**SOURCE EXTRACT**
----
Alien 3


A flurry of images greet us as Alien3 opens, telling a story. The Sulaco traveling through space, an open xenomorph egg, Ripley in her cryo-tube, a facehugger extending its fingers, acid and fire, computers flashing warning signs. Finally, the cryo-tubes are ejected, crash-landing on Fury 161 like brimstone. The planet’s residents, prisoners who have converted to a form of fundamentalist Christianity, discover Ripley, slick with grime and sweat as if she crawled from a pit. Her arrival, and the horror she inadvertently brings, coincides with a sunset that seemingly lasts to the film’s closing moments. While far from the Earth-bound showdown 20th Century Fox promised in the earliest teasers, David Fincher’s installment in the Alien saga is easily the most apocalyptic.
----
**EXTRACTED MATERIAL**
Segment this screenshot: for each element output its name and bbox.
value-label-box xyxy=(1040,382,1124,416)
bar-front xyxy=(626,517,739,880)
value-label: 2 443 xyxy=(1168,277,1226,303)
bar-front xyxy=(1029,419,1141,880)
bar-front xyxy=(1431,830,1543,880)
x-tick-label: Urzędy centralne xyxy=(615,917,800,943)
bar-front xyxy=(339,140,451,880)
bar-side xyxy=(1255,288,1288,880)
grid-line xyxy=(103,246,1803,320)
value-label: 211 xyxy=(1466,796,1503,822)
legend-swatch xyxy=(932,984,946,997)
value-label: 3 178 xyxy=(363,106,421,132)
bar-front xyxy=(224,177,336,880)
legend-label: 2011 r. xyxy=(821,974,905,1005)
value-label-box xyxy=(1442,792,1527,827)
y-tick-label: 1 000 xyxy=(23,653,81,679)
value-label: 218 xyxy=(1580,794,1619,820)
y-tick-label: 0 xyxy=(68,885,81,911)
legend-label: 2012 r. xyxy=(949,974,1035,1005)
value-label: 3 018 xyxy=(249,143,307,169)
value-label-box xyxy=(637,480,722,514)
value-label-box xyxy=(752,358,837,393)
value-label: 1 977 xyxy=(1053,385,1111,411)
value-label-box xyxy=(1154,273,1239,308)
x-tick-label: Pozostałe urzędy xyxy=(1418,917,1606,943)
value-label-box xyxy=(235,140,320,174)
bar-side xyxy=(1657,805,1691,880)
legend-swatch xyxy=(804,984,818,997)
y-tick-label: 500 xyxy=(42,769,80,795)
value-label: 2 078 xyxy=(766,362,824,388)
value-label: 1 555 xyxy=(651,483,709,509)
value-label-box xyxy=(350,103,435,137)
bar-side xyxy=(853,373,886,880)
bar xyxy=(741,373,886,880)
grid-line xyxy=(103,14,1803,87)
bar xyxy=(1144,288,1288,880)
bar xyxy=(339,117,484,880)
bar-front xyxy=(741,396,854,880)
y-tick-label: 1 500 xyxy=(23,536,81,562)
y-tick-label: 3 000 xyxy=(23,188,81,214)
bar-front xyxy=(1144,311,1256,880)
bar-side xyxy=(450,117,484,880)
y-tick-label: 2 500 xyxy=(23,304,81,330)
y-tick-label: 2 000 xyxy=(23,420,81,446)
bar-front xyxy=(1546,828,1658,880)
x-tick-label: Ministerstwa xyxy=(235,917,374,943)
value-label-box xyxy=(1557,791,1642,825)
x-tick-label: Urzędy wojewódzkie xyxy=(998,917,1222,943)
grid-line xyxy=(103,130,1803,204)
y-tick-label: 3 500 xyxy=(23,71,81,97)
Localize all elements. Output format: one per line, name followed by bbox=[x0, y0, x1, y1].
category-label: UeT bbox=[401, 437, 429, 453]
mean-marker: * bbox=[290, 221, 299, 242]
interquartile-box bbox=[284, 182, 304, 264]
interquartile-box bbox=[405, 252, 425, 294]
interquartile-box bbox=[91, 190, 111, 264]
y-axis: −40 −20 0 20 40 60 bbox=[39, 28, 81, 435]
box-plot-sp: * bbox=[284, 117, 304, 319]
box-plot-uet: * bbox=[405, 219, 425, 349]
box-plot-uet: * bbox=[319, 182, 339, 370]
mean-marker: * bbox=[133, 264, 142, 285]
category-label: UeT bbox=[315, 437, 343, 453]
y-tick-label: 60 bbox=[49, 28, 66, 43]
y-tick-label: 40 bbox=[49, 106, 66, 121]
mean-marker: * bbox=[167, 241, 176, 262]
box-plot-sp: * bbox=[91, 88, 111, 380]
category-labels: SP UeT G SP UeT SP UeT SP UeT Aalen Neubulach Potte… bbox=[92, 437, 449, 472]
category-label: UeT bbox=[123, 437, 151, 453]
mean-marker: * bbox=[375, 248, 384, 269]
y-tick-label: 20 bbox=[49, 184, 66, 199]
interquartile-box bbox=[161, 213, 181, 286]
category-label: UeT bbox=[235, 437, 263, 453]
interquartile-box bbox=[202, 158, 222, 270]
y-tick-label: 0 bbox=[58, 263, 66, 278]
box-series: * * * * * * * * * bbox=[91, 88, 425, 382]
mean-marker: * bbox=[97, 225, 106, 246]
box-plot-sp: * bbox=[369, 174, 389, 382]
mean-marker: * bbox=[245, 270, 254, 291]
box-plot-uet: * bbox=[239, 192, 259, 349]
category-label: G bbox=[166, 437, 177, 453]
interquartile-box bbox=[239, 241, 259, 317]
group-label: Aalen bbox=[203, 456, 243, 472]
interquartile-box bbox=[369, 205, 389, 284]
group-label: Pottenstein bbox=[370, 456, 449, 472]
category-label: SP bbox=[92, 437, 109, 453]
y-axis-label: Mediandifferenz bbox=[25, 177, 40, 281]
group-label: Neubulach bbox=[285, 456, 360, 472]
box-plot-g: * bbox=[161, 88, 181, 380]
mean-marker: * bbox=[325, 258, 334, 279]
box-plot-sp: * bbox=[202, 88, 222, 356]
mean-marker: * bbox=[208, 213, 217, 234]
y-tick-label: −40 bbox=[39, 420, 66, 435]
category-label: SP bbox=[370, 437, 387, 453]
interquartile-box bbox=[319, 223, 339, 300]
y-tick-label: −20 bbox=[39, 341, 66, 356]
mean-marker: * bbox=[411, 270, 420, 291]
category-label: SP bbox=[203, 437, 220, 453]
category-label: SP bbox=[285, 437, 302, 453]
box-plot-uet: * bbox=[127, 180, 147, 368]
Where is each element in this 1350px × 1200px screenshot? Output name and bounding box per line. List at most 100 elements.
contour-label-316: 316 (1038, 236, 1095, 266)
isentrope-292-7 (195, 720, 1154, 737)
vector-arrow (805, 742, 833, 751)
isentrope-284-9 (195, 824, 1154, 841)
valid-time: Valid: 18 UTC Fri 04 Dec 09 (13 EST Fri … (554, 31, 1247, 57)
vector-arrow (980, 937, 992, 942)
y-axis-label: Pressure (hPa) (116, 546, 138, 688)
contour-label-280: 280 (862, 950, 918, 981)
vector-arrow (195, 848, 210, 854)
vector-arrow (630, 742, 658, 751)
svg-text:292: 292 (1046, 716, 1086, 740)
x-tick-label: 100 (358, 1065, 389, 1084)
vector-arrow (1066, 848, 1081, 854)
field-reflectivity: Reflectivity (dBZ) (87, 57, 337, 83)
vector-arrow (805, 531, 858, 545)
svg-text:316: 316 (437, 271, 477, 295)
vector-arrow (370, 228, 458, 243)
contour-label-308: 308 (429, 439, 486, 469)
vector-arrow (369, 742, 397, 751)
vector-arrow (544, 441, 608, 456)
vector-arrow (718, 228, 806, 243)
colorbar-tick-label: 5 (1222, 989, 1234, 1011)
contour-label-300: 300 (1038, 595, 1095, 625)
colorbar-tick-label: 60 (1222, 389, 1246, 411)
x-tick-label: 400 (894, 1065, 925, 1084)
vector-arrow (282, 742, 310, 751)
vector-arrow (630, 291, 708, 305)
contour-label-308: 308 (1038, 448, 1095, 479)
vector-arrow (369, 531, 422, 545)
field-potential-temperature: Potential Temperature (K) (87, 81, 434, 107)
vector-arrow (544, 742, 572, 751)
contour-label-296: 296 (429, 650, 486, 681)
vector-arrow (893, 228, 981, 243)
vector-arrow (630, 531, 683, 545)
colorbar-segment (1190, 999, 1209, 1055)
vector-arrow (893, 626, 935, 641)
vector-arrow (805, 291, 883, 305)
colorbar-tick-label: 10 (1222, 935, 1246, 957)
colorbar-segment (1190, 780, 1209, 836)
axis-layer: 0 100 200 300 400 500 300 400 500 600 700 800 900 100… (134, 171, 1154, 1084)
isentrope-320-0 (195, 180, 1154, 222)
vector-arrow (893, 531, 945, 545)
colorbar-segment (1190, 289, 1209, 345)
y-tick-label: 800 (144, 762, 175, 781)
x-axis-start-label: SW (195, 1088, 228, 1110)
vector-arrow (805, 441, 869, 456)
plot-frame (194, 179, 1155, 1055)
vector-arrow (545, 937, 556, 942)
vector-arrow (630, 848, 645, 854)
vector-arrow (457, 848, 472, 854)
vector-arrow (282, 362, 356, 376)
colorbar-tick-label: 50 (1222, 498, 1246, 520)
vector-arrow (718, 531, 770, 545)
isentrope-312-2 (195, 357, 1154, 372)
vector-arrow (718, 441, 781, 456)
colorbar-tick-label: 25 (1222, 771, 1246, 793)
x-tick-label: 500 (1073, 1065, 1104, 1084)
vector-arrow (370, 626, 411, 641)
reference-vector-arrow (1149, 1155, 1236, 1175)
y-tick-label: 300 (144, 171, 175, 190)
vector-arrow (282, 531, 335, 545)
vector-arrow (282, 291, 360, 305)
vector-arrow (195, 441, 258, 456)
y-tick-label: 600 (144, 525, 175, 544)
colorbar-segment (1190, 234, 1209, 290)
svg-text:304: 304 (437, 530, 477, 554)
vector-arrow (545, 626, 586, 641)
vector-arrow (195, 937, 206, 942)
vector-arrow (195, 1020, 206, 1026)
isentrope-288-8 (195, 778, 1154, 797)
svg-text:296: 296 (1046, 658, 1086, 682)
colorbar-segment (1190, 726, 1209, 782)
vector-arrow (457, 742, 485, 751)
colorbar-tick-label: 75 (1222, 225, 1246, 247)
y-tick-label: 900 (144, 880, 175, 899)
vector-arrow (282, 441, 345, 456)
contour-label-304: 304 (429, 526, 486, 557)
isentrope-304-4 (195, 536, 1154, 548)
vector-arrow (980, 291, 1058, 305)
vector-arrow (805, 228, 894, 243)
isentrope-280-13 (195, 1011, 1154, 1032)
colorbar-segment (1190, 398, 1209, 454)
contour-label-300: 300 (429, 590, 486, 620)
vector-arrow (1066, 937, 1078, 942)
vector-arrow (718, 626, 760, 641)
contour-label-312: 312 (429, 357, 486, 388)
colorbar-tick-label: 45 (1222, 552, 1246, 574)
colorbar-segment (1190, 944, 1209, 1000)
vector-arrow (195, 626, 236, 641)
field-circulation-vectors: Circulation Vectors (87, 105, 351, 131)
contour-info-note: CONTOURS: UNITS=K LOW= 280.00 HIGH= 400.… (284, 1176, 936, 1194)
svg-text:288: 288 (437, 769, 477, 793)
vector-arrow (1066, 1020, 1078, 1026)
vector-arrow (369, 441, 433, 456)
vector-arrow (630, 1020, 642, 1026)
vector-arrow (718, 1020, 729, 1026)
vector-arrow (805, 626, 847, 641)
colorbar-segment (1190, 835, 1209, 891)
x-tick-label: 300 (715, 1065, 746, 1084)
----
**ACTIONS TO TAKE**
[a] In the Alien 3 passage, condense the paragraph beginning "A flurry of images greet us" into a short bulleted list of its main facts.
[b] According to the Alien 3 passage, on which planet do the cryo-tubes crash-land?

**SOLUTIONS BELOW**
[a]
- Alien3 opens with a rapid series of images: the Sulaco in space, an open xenomorph egg, Ripley in her cryo-tube, a facehugger, acid and fire, and computer warnings.
- The cryo-tubes are ejected and crash-land on Fury 161.
- The planet's residents are prisoners who have converted to a form of fundamentalist Christianity, and they find Ripley covered in grime and sweat.
- Her arrival, and the horror she unknowingly brings, coincides with a sunset that seems to last until the film's end.
- The film is not the Earth-bound showdown 20th Century Fox's early teasers promised.
- David Fincher's entry is the most apocalyptic film in the Alien saga.

[b] Fury 161.